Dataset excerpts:

--- begin ---

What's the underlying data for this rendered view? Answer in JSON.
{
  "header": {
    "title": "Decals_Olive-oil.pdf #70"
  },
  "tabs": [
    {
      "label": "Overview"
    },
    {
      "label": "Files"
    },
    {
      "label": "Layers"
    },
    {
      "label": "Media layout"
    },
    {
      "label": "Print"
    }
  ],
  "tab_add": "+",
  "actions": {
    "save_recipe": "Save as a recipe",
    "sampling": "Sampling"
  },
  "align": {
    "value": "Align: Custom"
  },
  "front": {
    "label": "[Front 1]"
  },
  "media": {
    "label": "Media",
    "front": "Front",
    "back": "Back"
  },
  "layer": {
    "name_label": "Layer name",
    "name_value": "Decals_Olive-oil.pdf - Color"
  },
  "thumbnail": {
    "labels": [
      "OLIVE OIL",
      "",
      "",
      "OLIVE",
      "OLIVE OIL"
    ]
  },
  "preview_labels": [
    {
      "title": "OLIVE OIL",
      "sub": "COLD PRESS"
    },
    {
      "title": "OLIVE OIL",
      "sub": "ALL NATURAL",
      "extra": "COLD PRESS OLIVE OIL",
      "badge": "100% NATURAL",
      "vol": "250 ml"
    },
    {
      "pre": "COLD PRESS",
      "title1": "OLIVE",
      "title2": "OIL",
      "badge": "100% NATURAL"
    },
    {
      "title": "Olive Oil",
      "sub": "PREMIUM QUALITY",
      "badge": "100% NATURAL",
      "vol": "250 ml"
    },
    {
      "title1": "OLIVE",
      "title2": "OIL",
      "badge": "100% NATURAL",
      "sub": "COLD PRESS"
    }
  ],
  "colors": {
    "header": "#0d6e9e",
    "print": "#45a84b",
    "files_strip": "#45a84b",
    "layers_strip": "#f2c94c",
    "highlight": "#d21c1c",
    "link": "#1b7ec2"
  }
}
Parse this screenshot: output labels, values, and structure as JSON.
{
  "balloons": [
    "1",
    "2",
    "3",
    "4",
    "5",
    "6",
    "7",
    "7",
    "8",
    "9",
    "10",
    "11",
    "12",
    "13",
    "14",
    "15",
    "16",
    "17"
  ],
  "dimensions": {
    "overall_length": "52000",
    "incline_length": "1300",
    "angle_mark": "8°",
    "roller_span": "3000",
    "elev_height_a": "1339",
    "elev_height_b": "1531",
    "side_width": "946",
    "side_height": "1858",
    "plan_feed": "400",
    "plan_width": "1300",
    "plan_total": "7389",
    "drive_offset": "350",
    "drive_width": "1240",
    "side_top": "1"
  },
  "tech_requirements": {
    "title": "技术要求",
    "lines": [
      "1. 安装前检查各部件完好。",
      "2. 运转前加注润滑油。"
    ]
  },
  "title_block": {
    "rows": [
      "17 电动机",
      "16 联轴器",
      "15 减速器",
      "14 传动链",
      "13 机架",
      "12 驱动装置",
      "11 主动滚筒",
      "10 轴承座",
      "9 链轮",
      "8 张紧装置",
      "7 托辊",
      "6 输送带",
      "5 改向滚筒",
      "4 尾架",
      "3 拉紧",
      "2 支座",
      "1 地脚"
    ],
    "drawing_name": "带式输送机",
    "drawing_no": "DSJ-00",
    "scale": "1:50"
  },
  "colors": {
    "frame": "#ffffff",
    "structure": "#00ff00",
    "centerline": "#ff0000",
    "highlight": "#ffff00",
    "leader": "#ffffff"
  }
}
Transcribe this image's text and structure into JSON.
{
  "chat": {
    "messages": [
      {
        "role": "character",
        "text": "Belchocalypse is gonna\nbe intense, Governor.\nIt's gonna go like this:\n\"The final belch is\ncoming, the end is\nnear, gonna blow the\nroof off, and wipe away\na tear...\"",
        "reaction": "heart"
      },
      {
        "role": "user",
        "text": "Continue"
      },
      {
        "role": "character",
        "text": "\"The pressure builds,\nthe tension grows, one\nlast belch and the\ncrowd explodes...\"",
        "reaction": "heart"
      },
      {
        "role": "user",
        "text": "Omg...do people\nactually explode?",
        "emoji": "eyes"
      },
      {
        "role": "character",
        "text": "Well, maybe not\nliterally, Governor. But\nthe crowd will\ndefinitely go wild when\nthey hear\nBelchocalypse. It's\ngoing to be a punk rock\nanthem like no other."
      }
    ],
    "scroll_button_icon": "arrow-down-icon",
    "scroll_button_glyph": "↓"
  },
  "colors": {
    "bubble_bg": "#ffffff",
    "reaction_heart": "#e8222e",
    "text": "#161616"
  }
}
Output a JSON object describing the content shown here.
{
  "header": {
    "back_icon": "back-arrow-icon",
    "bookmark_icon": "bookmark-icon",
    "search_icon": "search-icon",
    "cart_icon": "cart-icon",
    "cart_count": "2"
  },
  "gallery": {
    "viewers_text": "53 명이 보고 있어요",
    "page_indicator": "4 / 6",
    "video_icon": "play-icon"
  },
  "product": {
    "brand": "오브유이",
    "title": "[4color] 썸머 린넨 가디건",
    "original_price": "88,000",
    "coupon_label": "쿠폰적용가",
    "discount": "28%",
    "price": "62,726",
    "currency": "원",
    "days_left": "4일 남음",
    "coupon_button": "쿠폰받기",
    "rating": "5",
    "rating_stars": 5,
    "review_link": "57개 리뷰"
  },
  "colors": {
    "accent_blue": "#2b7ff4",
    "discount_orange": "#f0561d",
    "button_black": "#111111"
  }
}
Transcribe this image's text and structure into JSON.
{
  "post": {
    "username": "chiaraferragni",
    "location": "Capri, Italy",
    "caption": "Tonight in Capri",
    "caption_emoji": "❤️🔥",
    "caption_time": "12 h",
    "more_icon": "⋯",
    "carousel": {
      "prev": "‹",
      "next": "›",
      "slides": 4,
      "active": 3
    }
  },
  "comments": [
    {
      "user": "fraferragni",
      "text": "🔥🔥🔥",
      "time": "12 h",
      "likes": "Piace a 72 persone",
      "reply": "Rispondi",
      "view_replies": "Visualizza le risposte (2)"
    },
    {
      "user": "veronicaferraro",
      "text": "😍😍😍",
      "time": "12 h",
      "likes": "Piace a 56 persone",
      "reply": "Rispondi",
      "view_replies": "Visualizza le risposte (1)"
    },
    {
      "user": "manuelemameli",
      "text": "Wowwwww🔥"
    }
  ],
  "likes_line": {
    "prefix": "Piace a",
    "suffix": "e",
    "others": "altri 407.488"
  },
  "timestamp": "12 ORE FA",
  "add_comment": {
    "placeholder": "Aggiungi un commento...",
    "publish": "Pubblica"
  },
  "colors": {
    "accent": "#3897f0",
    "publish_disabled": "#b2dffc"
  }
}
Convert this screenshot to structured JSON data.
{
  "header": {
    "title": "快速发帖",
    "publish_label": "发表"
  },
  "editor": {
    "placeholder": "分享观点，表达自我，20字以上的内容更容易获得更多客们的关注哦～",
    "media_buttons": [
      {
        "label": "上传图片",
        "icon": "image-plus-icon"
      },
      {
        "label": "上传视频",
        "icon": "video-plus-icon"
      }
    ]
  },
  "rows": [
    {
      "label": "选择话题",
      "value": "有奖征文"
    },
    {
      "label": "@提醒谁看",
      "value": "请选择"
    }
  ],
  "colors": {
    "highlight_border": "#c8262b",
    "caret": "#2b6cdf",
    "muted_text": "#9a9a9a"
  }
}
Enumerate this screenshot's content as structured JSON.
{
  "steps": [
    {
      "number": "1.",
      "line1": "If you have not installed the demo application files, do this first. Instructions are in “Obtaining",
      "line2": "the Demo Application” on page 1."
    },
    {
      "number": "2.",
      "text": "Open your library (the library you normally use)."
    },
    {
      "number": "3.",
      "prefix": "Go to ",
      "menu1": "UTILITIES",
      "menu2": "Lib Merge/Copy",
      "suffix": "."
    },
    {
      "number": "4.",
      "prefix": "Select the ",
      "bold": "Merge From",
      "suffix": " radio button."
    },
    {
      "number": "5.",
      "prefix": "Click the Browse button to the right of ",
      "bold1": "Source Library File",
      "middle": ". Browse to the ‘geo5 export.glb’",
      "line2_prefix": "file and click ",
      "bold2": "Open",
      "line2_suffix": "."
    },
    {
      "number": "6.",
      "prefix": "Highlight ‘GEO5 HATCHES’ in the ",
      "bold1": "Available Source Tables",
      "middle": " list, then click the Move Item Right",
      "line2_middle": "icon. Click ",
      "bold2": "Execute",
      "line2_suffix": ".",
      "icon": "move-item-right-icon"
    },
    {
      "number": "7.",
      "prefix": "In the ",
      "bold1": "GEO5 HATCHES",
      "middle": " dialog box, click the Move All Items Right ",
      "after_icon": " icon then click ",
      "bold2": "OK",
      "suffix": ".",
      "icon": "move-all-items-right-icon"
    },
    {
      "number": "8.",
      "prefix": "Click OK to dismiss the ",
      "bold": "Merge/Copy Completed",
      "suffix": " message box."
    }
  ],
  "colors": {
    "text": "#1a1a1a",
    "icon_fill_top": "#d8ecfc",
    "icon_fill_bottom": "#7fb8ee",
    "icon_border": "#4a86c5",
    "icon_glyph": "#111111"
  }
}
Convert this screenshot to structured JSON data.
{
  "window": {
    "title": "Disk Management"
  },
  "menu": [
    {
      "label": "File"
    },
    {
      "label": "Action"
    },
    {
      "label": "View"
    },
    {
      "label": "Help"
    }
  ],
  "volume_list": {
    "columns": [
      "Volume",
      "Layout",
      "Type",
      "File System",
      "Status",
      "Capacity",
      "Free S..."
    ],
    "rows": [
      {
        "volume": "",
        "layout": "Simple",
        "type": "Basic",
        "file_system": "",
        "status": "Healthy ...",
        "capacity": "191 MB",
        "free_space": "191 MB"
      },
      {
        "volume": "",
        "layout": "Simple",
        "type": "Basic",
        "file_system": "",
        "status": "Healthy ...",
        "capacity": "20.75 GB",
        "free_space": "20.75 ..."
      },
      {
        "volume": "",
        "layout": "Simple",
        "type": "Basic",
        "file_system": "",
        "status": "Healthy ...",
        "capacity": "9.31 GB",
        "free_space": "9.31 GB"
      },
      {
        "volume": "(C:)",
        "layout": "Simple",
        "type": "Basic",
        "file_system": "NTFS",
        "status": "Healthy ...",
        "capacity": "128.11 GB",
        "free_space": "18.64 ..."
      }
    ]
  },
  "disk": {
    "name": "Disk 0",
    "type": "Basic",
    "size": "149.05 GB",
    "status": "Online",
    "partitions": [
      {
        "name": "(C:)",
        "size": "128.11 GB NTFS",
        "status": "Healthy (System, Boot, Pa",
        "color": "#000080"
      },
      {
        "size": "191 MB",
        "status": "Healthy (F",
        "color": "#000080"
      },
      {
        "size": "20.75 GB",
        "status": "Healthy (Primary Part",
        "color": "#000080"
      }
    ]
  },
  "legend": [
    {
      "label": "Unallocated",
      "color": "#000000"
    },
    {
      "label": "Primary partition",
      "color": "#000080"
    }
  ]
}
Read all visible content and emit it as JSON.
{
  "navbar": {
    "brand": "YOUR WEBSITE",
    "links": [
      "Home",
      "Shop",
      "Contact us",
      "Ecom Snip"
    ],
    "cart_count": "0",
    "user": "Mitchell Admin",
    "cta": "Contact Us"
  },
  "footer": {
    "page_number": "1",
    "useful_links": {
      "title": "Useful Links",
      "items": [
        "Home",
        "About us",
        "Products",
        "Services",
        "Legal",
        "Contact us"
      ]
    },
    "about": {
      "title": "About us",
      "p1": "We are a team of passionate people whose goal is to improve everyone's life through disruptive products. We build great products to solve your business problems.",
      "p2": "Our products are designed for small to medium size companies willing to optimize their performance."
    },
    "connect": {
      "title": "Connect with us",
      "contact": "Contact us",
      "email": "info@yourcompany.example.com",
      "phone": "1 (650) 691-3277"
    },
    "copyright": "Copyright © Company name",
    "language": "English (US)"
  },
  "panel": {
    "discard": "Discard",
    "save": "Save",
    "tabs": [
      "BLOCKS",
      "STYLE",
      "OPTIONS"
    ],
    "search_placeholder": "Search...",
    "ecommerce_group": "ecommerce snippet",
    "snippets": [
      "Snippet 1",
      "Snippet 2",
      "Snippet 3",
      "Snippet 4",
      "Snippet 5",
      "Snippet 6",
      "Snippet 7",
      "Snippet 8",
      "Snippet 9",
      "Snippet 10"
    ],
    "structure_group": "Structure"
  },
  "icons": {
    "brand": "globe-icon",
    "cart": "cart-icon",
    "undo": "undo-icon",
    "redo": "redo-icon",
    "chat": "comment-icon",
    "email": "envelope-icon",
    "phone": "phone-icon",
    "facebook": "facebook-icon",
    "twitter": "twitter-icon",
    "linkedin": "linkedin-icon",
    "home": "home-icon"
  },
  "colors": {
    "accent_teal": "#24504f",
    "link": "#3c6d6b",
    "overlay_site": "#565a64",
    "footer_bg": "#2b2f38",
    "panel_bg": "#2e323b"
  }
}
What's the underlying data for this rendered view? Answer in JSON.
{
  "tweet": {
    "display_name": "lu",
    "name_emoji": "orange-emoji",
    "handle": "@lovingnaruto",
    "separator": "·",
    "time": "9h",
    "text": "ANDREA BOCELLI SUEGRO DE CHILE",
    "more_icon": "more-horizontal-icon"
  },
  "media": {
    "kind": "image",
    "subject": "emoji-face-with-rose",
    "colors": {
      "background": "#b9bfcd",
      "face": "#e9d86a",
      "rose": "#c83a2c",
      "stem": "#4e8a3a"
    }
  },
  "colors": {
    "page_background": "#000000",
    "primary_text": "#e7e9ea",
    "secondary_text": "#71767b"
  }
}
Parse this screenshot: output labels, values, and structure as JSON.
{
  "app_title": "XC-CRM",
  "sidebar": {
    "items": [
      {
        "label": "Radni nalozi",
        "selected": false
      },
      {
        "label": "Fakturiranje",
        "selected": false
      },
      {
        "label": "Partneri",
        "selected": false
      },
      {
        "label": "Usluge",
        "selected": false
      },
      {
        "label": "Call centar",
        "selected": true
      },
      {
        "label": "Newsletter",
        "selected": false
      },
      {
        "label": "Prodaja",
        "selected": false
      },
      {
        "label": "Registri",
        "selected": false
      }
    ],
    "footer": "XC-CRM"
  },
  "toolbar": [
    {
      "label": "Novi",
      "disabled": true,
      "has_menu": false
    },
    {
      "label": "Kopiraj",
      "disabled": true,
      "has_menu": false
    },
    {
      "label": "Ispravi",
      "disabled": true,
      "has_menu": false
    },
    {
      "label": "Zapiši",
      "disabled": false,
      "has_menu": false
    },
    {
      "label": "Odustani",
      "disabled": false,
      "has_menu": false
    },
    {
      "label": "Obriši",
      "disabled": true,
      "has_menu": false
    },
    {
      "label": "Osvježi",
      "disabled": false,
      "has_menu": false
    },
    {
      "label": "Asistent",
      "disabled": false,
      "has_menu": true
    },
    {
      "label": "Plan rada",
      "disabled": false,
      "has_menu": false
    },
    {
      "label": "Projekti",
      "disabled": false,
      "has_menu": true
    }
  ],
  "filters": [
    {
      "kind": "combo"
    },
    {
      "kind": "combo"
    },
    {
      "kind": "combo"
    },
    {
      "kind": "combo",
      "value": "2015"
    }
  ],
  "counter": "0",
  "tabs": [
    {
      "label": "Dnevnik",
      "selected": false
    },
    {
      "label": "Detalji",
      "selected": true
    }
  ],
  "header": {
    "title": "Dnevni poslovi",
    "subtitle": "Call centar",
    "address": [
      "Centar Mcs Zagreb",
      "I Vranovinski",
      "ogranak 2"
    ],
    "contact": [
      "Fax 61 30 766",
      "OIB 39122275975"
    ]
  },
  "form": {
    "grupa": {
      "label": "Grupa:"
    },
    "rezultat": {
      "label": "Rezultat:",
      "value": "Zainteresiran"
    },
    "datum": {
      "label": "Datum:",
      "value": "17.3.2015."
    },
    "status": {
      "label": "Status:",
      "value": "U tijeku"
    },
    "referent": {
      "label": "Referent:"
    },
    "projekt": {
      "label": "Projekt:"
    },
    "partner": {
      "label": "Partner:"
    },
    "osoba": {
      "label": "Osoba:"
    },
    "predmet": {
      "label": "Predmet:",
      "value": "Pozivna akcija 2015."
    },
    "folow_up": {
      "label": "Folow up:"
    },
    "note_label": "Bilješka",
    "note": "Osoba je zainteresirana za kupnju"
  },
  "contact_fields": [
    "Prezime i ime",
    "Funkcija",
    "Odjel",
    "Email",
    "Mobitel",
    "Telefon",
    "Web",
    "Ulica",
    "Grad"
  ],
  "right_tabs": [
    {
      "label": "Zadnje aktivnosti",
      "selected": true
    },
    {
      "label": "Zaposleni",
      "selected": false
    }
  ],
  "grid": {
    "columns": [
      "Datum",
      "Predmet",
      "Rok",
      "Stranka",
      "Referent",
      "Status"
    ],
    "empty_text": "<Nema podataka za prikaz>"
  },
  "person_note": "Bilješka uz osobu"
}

--- end ---

Given exercise:
Select and copy every line of the material that holds the string "ffffff".

The answer:
    "frame": "#ffffff",
    "leader": "#ffffff"
    "bubble_bg": "#ffffff",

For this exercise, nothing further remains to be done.